DIRECTIVE
Repeat the whole listing below, word for word.

====

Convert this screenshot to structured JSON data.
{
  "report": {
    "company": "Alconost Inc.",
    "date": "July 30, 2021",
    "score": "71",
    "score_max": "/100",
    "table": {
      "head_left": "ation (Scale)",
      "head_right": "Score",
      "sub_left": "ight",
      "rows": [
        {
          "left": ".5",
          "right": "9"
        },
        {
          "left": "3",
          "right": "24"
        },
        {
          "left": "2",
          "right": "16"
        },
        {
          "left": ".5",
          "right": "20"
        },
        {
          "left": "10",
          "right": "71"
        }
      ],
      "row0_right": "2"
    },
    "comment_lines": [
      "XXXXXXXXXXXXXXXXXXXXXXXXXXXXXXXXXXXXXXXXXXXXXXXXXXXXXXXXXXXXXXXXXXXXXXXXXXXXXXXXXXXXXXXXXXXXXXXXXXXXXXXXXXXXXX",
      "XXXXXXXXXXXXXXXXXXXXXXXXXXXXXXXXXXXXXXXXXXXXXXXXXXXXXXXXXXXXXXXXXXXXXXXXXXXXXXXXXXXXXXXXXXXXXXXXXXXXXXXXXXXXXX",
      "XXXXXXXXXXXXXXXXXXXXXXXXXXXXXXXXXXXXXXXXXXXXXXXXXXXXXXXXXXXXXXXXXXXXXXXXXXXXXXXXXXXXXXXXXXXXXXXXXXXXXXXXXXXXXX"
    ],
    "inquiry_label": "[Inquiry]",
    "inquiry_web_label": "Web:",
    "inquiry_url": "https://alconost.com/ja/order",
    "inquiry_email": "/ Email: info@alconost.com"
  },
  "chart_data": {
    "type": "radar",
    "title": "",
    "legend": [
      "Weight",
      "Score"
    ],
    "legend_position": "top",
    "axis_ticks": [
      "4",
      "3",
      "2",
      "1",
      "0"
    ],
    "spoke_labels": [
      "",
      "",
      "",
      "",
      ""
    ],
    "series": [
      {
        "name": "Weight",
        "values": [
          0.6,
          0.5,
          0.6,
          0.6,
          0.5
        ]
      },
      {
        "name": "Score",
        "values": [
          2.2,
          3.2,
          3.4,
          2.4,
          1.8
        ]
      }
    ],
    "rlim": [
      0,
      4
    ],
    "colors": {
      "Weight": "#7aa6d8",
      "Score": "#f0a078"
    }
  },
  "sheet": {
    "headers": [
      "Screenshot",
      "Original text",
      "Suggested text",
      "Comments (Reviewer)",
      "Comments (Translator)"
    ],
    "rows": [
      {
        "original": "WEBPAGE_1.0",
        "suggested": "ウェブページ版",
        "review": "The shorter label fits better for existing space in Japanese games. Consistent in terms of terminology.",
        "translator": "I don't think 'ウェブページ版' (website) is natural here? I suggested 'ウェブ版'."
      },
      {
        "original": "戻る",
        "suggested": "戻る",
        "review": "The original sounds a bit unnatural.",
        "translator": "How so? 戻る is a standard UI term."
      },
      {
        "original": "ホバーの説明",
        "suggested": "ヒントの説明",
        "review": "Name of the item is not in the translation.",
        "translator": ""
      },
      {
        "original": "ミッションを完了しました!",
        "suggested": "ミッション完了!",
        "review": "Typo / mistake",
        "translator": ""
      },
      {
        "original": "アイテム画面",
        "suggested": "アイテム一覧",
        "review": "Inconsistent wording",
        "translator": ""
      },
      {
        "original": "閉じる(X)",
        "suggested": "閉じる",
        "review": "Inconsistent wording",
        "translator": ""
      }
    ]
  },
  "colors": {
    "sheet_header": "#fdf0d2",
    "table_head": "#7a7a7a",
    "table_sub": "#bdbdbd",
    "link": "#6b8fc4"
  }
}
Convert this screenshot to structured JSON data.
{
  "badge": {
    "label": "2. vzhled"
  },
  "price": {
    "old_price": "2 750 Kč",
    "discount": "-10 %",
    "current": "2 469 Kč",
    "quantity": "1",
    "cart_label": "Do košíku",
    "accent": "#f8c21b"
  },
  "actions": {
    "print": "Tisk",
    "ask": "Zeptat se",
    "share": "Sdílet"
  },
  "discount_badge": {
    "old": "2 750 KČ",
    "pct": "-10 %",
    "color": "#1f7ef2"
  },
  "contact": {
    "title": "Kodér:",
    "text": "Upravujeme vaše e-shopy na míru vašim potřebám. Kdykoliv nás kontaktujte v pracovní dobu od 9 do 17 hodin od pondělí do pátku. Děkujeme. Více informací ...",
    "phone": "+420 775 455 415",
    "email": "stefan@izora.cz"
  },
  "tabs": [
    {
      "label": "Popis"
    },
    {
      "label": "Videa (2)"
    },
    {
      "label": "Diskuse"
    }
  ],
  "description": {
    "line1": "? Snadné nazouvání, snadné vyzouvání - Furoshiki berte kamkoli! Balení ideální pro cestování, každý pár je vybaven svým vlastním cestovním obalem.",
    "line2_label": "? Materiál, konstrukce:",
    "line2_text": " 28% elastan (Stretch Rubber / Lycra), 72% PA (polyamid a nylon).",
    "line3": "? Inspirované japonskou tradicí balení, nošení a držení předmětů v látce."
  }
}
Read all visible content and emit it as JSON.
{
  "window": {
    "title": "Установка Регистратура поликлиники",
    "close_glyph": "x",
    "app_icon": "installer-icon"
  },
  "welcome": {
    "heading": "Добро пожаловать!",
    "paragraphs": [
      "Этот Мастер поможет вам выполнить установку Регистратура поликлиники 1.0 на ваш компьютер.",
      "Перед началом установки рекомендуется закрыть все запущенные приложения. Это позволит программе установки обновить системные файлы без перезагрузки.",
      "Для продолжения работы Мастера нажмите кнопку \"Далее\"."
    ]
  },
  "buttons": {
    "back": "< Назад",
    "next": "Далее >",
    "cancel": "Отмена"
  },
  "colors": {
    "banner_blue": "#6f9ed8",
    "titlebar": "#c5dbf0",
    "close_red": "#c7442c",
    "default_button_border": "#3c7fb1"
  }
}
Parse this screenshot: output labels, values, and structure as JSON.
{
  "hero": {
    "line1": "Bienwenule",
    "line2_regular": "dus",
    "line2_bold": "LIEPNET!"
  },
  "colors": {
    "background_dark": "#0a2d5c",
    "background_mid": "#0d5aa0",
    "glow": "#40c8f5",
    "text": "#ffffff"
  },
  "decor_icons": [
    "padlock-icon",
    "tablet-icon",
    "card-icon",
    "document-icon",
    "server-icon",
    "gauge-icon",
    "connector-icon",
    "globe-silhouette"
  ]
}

====

RESULT
Convert this screenshot to structured JSON data.
{
  "report": {
    "company": "Alconost Inc.",
    "date": "July 30, 2021",
    "score": "71",
    "score_max": "/100",
    "table": {
      "head_left": "ation (Scale)",
      "head_right": "Score",
      "sub_left": "ight",
      "rows": [
        {
          "left": ".5",
          "right": "9"
        },
        {
          "left": "3",
          "right": "24"
        },
        {
          "left": "2",
          "right": "16"
        },
        {
          "left": ".5",
          "right": "20"
        },
        {
          "left": "10",
          "right": "71"
        }
      ],
      "row0_right": "2"
    },
    "comment_lines": [
      "XXXXXXXXXXXXXXXXXXXXXXXXXXXXXXXXXXXXXXXXXXXXXXXXXXXXXXXXXXXXXXXXXXXXXXXXXXXXXXXXXXXXXXXXXXXXXXXXXXXXXXXXXXXXXX",
      "XXXXXXXXXXXXXXXXXXXXXXXXXXXXXXXXXXXXXXXXXXXXXXXXXXXXXXXXXXXXXXXXXXXXXXXXXXXXXXXXXXXXXXXXXXXXXXXXXXXXXXXXXXXXXX",
      "XXXXXXXXXXXXXXXXXXXXXXXXXXXXXXXXXXXXXXXXXXXXXXXXXXXXXXXXXXXXXXXXXXXXXXXXXXXXXXXXXXXXXXXXXXXXXXXXXXXXXXXXXXXXXX"
    ],
    "inquiry_label": "[Inquiry]",
    "inquiry_web_label": "Web:",
    "inquiry_url": "https://alconost.com/ja/order",
    "inquiry_email": "/ Email: info@alconost.com"
  },
  "chart_data": {
    "type": "radar",
    "title": "",
    "legend": [
      "Weight",
      "Score"
    ],
    "legend_position": "top",
    "axis_ticks": [
      "4",
      "3",
      "2",
      "1",
      "0"
    ],
    "spoke_labels": [
      "",
      "",
      "",
      "",
      ""
    ],
    "series": [
      {
        "name": "Weight",
        "values": [
          0.6,
          0.5,
          0.6,
          0.6,
          0.5
        ]
      },
      {
        "name": "Score",
        "values": [
          2.2,
          3.2,
          3.4,
          2.4,
          1.8
        ]
      }
    ],
    "rlim": [
      0,
      4
    ],
    "colors": {
      "Weight": "#7aa6d8",
      "Score": "#f0a078"
    }
  },
  "sheet": {
    "headers": [
      "Screenshot",
      "Original text",
      "Suggested text",
      "Comments (Reviewer)",
      "Comments (Translator)"
    ],
    "rows": [
      {
        "original": "WEBPAGE_1.0",
        "suggested": "ウェブページ版",
        "review": "The shorter label fits better for existing space in Japanese games. Consistent in terms of terminology.",
        "translator": "I don't think 'ウェブページ版' (website) is natural here? I suggested 'ウェブ版'."
      },
      {
        "original": "戻る",
        "suggested": "戻る",
        "review": "The original sounds a bit unnatural.",
        "translator": "How so? 戻る is a standard UI term."
      },
      {
        "original": "ホバーの説明",
        "suggested": "ヒントの説明",
        "review": "Name of the item is not in the translation.",
        "translator": ""
      },
      {
        "original": "ミッションを完了しました!",
        "suggested": "ミッション完了!",
        "review": "Typo / mistake",
        "translator": ""
      },
      {
        "original": "アイテム画面",
        "suggested": "アイテム一覧",
        "review": "Inconsistent wording",
        "translator": ""
      },
      {
        "original": "閉じる(X)",
        "suggested": "閉じる",
        "review": "Inconsistent wording",
        "translator": ""
      }
    ]
  },
  "colors": {
    "sheet_header": "#fdf0d2",
    "table_head": "#7a7a7a",
    "table_sub": "#bdbdbd",
    "link": "#6b8fc4"
  }
}
Convert this screenshot to structured JSON data.
{
  "badge": {
    "label": "2. vzhled"
  },
  "price": {
    "old_price": "2 750 Kč",
    "discount": "-10 %",
    "current": "2 469 Kč",
    "quantity": "1",
    "cart_label": "Do košíku",
    "accent": "#f8c21b"
  },
  "actions": {
    "print": "Tisk",
    "ask": "Zeptat se",
    "share": "Sdílet"
  },
  "discount_badge": {
    "old": "2 750 KČ",
    "pct": "-10 %",
    "color": "#1f7ef2"
  },
  "contact": {
    "title": "Kodér:",
    "text": "Upravujeme vaše e-shopy na míru vašim potřebám. Kdykoliv nás kontaktujte v pracovní dobu od 9 do 17 hodin od pondělí do pátku. Děkujeme. Více informací ...",
    "phone": "+420 775 455 415",
    "email": "stefan@izora.cz"
  },
  "tabs": [
    {
      "label": "Popis"
    },
    {
      "label": "Videa (2)"
    },
    {
      "label": "Diskuse"
    }
  ],
  "description": {
    "line1": "? Snadné nazouvání, snadné vyzouvání - Furoshiki berte kamkoli! Balení ideální pro cestování, každý pár je vybaven svým vlastním cestovním obalem.",
    "line2_label": "? Materiál, konstrukce:",
    "line2_text": " 28% elastan (Stretch Rubber / Lycra), 72% PA (polyamid a nylon).",
    "line3": "? Inspirované japonskou tradicí balení, nošení a držení předmětů v látce."
  }
}
Read all visible content and emit it as JSON.
{
  "window": {
    "title": "Установка Регистратура поликлиники",
    "close_glyph": "x",
    "app_icon": "installer-icon"
  },
  "welcome": {
    "heading": "Добро пожаловать!",
    "paragraphs": [
      "Этот Мастер поможет вам выполнить установку Регистратура поликлиники 1.0 на ваш компьютер.",
      "Перед началом установки рекомендуется закрыть все запущенные приложения. Это позволит программе установки обновить системные файлы без перезагрузки.",
      "Для продолжения работы Мастера нажмите кнопку \"Далее\"."
    ]
  },
  "buttons": {
    "back": "< Назад",
    "next": "Далее >",
    "cancel": "Отмена"
  },
  "colors": {
    "banner_blue": "#6f9ed8",
    "titlebar": "#c5dbf0",
    "close_red": "#c7442c",
    "default_button_border": "#3c7fb1"
  }
}
Parse this screenshot: output labels, values, and structure as JSON.
{
  "hero": {
    "line1": "Bienwenule",
    "line2_regular": "dus",
    "line2_bold": "LIEPNET!"
  },
  "colors": {
    "background_dark": "#0a2d5c",
    "background_mid": "#0d5aa0",
    "glow": "#40c8f5",
    "text": "#ffffff"
  },
  "decor_icons": [
    "padlock-icon",
    "tablet-icon",
    "card-icon",
    "document-icon",
    "server-icon",
    "gauge-icon",
    "connector-icon",
    "globe-silhouette"
  ]
}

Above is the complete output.